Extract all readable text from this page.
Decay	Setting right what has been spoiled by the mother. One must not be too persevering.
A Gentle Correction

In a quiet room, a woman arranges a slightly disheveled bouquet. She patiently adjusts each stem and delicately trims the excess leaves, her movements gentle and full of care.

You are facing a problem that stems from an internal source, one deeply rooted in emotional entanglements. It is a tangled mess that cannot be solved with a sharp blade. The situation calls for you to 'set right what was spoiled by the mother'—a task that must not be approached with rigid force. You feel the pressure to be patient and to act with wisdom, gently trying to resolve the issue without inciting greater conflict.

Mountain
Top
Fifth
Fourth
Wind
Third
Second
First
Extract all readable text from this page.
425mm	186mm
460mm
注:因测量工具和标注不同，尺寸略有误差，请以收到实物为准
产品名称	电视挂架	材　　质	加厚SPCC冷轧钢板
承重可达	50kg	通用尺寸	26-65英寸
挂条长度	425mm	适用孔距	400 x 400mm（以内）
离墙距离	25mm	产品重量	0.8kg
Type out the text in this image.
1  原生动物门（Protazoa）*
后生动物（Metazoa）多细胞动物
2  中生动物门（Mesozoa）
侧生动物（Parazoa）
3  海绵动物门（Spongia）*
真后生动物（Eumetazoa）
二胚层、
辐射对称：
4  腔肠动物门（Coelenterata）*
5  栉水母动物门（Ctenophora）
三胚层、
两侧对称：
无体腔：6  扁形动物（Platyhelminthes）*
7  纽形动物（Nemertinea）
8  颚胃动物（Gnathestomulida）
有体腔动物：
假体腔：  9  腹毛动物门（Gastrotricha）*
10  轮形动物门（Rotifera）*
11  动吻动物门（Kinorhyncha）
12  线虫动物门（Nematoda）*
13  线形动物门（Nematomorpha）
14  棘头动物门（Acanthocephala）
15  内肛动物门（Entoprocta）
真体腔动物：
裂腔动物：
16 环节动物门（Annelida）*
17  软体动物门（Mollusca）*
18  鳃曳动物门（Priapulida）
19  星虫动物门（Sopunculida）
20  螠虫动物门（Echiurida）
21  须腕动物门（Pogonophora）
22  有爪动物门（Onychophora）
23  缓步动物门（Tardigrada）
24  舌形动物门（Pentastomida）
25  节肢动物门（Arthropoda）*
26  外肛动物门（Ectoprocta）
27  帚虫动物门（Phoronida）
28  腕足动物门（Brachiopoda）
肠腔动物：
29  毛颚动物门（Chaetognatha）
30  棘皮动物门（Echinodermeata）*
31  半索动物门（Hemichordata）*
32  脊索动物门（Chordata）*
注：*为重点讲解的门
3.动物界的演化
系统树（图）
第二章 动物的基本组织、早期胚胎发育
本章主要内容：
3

= = = =

Write out every line exactly as it stands.

- **RESULT OF THE EXERCISE**:
Extract all readable text from this page.
Decay	Setting right what has been spoiled by the mother. One must not be too persevering.
A Gentle Correction

In a quiet room, a woman arranges a slightly disheveled bouquet. She patiently adjusts each stem and delicately trims the excess leaves, her movements gentle and full of care.

You are facing a problem that stems from an internal source, one deeply rooted in emotional entanglements. It is a tangled mess that cannot be solved with a sharp blade. The situation calls for you to 'set right what was spoiled by the mother'—a task that must not be approached with rigid force. You feel the pressure to be patient and to act with wisdom, gently trying to resolve the issue without inciting greater conflict.

Mountain
Top
Fifth
Fourth
Wind
Third
Second
First
Extract all readable text from this page.
425mm	186mm
460mm
注:因测量工具和标注不同，尺寸略有误差，请以收到实物为准
产品名称	电视挂架	材　　质	加厚SPCC冷轧钢板
承重可达	50kg	通用尺寸	26-65英寸
挂条长度	425mm	适用孔距	400 x 400mm（以内）
离墙距离	25mm	产品重量	0.8kg
Type out the text in this image.
1  原生动物门（Protazoa）*
后生动物（Metazoa）多细胞动物
2  中生动物门（Mesozoa）
侧生动物（Parazoa）
3  海绵动物门（Spongia）*
真后生动物（Eumetazoa）
二胚层、
辐射对称：
4  腔肠动物门（Coelenterata）*
5  栉水母动物门（Ctenophora）
三胚层、
两侧对称：
无体腔：6  扁形动物（Platyhelminthes）*
7  纽形动物（Nemertinea）
8  颚胃动物（Gnathestomulida）
有体腔动物：
假体腔：  9  腹毛动物门（Gastrotricha）*
10  轮形动物门（Rotifera）*
11  动吻动物门（Kinorhyncha）
12  线虫动物门（Nematoda）*
13  线形动物门（Nematomorpha）
14  棘头动物门（Acanthocephala）
15  内肛动物门（Entoprocta）
真体腔动物：
裂腔动物：
16 环节动物门（Annelida）*
17  软体动物门（Mollusca）*
18  鳃曳动物门（Priapulida）
19  星虫动物门（Sopunculida）
20  螠虫动物门（Echiurida）
21  须腕动物门（Pogonophora）
22  有爪动物门（Onychophora）
23  缓步动物门（Tardigrada）
24  舌形动物门（Pentastomida）
25  节肢动物门（Arthropoda）*
26  外肛动物门（Ectoprocta）
27  帚虫动物门（Phoronida）
28  腕足动物门（Brachiopoda）
肠腔动物：
29  毛颚动物门（Chaetognatha）
30  棘皮动物门（Echinodermeata）*
31  半索动物门（Hemichordata）*
32  脊索动物门（Chordata）*
注：*为重点讲解的门
3.动物界的演化
系统树（图）
第二章 动物的基本组织、早期胚胎发育
本章主要内容：
3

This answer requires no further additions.